*Problem to work on*
Transcribe each of the rows below verbatim, preserving every character, bracket, and line break.

====

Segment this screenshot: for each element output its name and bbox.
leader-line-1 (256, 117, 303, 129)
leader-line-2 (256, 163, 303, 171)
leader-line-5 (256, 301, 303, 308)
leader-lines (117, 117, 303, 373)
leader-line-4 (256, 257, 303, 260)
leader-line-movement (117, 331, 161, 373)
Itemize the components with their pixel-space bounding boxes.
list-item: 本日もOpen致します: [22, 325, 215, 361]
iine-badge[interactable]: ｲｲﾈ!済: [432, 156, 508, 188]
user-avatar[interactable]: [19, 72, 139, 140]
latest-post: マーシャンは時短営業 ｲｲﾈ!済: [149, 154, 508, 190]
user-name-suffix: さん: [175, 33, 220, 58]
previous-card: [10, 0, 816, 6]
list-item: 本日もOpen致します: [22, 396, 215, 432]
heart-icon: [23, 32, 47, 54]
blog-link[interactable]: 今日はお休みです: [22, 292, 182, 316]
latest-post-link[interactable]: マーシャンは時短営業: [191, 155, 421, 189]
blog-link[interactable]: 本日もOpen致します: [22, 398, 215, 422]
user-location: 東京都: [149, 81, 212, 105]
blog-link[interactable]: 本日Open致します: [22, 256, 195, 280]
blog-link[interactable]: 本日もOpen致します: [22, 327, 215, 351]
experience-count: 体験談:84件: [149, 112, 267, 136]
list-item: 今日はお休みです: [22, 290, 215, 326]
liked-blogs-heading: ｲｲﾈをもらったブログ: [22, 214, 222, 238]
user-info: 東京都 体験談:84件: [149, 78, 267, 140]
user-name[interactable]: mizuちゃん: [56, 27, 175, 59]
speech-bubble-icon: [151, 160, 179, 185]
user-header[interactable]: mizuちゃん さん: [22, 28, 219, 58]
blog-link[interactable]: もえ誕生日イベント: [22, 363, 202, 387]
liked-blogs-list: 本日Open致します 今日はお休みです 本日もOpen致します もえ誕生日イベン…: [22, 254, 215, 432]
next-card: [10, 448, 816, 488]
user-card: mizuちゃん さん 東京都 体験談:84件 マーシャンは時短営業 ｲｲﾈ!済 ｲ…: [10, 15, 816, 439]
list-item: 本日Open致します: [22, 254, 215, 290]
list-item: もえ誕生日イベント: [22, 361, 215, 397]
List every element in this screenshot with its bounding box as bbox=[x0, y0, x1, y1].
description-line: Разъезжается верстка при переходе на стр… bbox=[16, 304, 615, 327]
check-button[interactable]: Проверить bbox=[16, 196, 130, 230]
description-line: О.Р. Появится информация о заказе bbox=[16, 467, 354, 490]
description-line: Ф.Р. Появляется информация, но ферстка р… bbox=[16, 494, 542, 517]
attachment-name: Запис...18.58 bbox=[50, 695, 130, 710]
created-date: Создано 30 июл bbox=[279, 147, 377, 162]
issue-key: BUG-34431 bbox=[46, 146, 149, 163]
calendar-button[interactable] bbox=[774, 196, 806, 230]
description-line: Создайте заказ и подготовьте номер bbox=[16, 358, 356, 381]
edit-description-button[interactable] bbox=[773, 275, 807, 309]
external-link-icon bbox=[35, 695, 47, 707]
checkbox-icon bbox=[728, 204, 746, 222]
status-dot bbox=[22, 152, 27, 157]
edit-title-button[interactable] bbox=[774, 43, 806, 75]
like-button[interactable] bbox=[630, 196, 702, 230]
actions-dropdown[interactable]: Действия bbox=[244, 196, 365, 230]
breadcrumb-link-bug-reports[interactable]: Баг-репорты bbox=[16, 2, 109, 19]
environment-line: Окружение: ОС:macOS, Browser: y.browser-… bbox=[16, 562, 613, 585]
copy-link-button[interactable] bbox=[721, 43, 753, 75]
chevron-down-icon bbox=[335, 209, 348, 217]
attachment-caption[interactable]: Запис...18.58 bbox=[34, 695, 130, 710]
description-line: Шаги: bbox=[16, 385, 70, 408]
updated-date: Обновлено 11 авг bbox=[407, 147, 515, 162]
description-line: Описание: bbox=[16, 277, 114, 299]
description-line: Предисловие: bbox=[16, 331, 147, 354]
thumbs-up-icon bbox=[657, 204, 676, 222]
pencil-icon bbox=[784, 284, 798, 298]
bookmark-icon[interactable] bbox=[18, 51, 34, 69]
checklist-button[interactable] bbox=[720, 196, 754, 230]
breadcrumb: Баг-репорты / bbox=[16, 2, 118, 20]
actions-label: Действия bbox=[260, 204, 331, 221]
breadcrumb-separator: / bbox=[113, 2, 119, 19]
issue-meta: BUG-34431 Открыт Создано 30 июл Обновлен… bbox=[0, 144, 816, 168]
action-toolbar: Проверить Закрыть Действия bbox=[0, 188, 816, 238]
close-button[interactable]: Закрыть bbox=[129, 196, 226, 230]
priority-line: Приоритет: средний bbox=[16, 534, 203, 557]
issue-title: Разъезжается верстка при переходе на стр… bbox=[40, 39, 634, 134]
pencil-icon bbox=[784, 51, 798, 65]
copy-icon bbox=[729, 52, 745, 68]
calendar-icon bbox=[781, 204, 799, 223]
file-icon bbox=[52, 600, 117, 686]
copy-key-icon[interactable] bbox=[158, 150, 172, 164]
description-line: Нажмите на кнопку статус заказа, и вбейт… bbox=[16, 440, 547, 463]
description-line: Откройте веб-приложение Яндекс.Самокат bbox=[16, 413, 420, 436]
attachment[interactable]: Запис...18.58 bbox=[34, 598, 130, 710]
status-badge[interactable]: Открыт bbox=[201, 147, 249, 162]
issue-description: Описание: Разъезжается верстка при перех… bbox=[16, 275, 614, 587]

====

*Exercise solution*
Segment this screenshot: for each element output its name and bbox.
leader-line-1 (256, 117, 303, 129)
leader-line-2 (256, 163, 303, 171)
leader-line-5 (256, 301, 303, 308)
leader-lines (117, 117, 303, 373)
leader-line-4 (256, 257, 303, 260)
leader-line-movement (117, 331, 161, 373)
Itemize the components with their pixel-space bounding boxes.
list-item: 本日もOpen致します: [22, 325, 215, 361]
iine-badge[interactable]: ｲｲﾈ!済: [432, 156, 508, 188]
user-avatar[interactable]: [19, 72, 139, 140]
latest-post: マーシャンは時短営業 ｲｲﾈ!済: [149, 154, 508, 190]
user-name-suffix: さん: [175, 33, 220, 58]
previous-card: [10, 0, 816, 6]
list-item: 本日もOpen致します: [22, 396, 215, 432]
heart-icon: [23, 32, 47, 54]
blog-link[interactable]: 今日はお休みです: [22, 292, 182, 316]
latest-post-link[interactable]: マーシャンは時短営業: [191, 155, 421, 189]
blog-link[interactable]: 本日もOpen致します: [22, 398, 215, 422]
user-location: 東京都: [149, 81, 212, 105]
blog-link[interactable]: 本日Open致します: [22, 256, 195, 280]
blog-link[interactable]: 本日もOpen致します: [22, 327, 215, 351]
experience-count: 体験談:84件: [149, 112, 267, 136]
list-item: 今日はお休みです: [22, 290, 215, 326]
liked-blogs-heading: ｲｲﾈをもらったブログ: [22, 214, 222, 238]
user-info: 東京都 体験談:84件: [149, 78, 267, 140]
user-name[interactable]: mizuちゃん: [56, 27, 175, 59]
speech-bubble-icon: [151, 160, 179, 185]
user-header[interactable]: mizuちゃん さん: [22, 28, 219, 58]
blog-link[interactable]: もえ誕生日イベント: [22, 363, 202, 387]
liked-blogs-list: 本日Open致します 今日はお休みです 本日もOpen致します もえ誕生日イベン…: [22, 254, 215, 432]
next-card: [10, 448, 816, 488]
user-card: mizuちゃん さん 東京都 体験談:84件 マーシャンは時短営業 ｲｲﾈ!済 ｲ…: [10, 15, 816, 439]
list-item: 本日Open致します: [22, 254, 215, 290]
list-item: もえ誕生日イベント: [22, 361, 215, 397]
List every element in this screenshot with its bounding box as bbox=[x0, y0, x1, y1].
description-line: Разъезжается верстка при переходе на стр… bbox=[16, 304, 615, 327]
check-button[interactable]: Проверить bbox=[16, 196, 130, 230]
description-line: О.Р. Появится информация о заказе bbox=[16, 467, 354, 490]
description-line: Ф.Р. Появляется информация, но ферстка р… bbox=[16, 494, 542, 517]
attachment-name: Запис...18.58 bbox=[50, 695, 130, 710]
created-date: Создано 30 июл bbox=[279, 147, 377, 162]
issue-key: BUG-34431 bbox=[46, 146, 149, 163]
calendar-button[interactable] bbox=[774, 196, 806, 230]
description-line: Создайте заказ и подготовьте номер bbox=[16, 358, 356, 381]
edit-description-button[interactable] bbox=[773, 275, 807, 309]
external-link-icon bbox=[35, 695, 47, 707]
checkbox-icon bbox=[728, 204, 746, 222]
status-dot bbox=[22, 152, 27, 157]
edit-title-button[interactable] bbox=[774, 43, 806, 75]
like-button[interactable] bbox=[630, 196, 702, 230]
actions-dropdown[interactable]: Действия bbox=[244, 196, 365, 230]
breadcrumb-link-bug-reports[interactable]: Баг-репорты bbox=[16, 2, 109, 19]
environment-line: Окружение: ОС:macOS, Browser: y.browser-… bbox=[16, 562, 613, 585]
copy-link-button[interactable] bbox=[721, 43, 753, 75]
chevron-down-icon bbox=[335, 209, 348, 217]
attachment-caption[interactable]: Запис...18.58 bbox=[34, 695, 130, 710]
description-line: Шаги: bbox=[16, 385, 70, 408]
updated-date: Обновлено 11 авг bbox=[407, 147, 515, 162]
description-line: Описание: bbox=[16, 277, 114, 299]
description-line: Предисловие: bbox=[16, 331, 147, 354]
thumbs-up-icon bbox=[657, 204, 676, 222]
pencil-icon bbox=[784, 284, 798, 298]
bookmark-icon[interactable] bbox=[18, 51, 34, 69]
checklist-button[interactable] bbox=[720, 196, 754, 230]
breadcrumb: Баг-репорты / bbox=[16, 2, 118, 20]
actions-label: Действия bbox=[260, 204, 331, 221]
breadcrumb-separator: / bbox=[113, 2, 119, 19]
issue-meta: BUG-34431 Открыт Создано 30 июл Обновлен… bbox=[0, 144, 816, 168]
action-toolbar: Проверить Закрыть Действия bbox=[0, 188, 816, 238]
close-button[interactable]: Закрыть bbox=[129, 196, 226, 230]
priority-line: Приоритет: средний bbox=[16, 534, 203, 557]
issue-title: Разъезжается верстка при переходе на стр… bbox=[40, 39, 634, 134]
pencil-icon bbox=[784, 51, 798, 65]
copy-icon bbox=[729, 52, 745, 68]
calendar-icon bbox=[781, 204, 799, 223]
file-icon bbox=[52, 600, 117, 686]
copy-key-icon[interactable] bbox=[158, 150, 172, 164]
description-line: Нажмите на кнопку статус заказа, и вбейт… bbox=[16, 440, 547, 463]
description-line: Откройте веб-приложение Яндекс.Самокат bbox=[16, 413, 420, 436]
attachment[interactable]: Запис...18.58 bbox=[34, 598, 130, 710]
status-badge[interactable]: Открыт bbox=[201, 147, 249, 162]
issue-description: Описание: Разъезжается верстка при перех… bbox=[16, 275, 614, 587]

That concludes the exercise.